Repeat the entire listing exactly.
--- Start ---
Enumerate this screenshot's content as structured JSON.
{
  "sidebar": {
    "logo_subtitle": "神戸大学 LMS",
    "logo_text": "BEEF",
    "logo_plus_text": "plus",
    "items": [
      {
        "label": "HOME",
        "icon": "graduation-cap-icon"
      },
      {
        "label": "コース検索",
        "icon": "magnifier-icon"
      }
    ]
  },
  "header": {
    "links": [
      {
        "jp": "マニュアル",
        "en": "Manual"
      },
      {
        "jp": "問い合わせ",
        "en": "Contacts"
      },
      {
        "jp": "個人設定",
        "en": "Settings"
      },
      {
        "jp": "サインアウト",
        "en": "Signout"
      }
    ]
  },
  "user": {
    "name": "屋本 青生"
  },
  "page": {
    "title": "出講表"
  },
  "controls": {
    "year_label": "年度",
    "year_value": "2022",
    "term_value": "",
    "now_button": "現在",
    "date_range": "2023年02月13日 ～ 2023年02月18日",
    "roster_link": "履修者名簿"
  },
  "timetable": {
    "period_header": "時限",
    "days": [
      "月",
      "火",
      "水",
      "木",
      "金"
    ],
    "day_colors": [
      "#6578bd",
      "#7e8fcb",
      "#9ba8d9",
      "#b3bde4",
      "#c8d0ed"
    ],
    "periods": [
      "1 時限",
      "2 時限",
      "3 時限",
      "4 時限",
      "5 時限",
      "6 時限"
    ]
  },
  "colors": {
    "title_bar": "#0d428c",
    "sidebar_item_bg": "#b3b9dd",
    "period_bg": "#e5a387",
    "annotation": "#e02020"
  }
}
--- End ---
* Output for this exercise *
Enumerate this screenshot's content as structured JSON.
{
  "sidebar": {
    "logo_subtitle": "神戸大学 LMS",
    "logo_text": "BEEF",
    "logo_plus_text": "plus",
    "items": [
      {
        "label": "HOME",
        "icon": "graduation-cap-icon"
      },
      {
        "label": "コース検索",
        "icon": "magnifier-icon"
      }
    ]
  },
  "header": {
    "links": [
      {
        "jp": "マニュアル",
        "en": "Manual"
      },
      {
        "jp": "問い合わせ",
        "en": "Contacts"
      },
      {
        "jp": "個人設定",
        "en": "Settings"
      },
      {
        "jp": "サインアウト",
        "en": "Signout"
      }
    ]
  },
  "user": {
    "name": "屋本 青生"
  },
  "page": {
    "title": "出講表"
  },
  "controls": {
    "year_label": "年度",
    "year_value": "2022",
    "term_value": "",
    "now_button": "現在",
    "date_range": "2023年02月13日 ～ 2023年02月18日",
    "roster_link": "履修者名簿"
  },
  "timetable": {
    "period_header": "時限",
    "days": [
      "月",
      "火",
      "水",
      "木",
      "金"
    ],
    "day_colors": [
      "#6578bd",
      "#7e8fcb",
      "#9ba8d9",
      "#b3bde4",
      "#c8d0ed"
    ],
    "periods": [
      "1 時限",
      "2 時限",
      "3 時限",
      "4 時限",
      "5 時限",
      "6 時限"
    ]
  },
  "colors": {
    "title_bar": "#0d428c",
    "sidebar_item_bg": "#b3b9dd",
    "period_bg": "#e5a387",
    "annotation": "#e02020"
  }
}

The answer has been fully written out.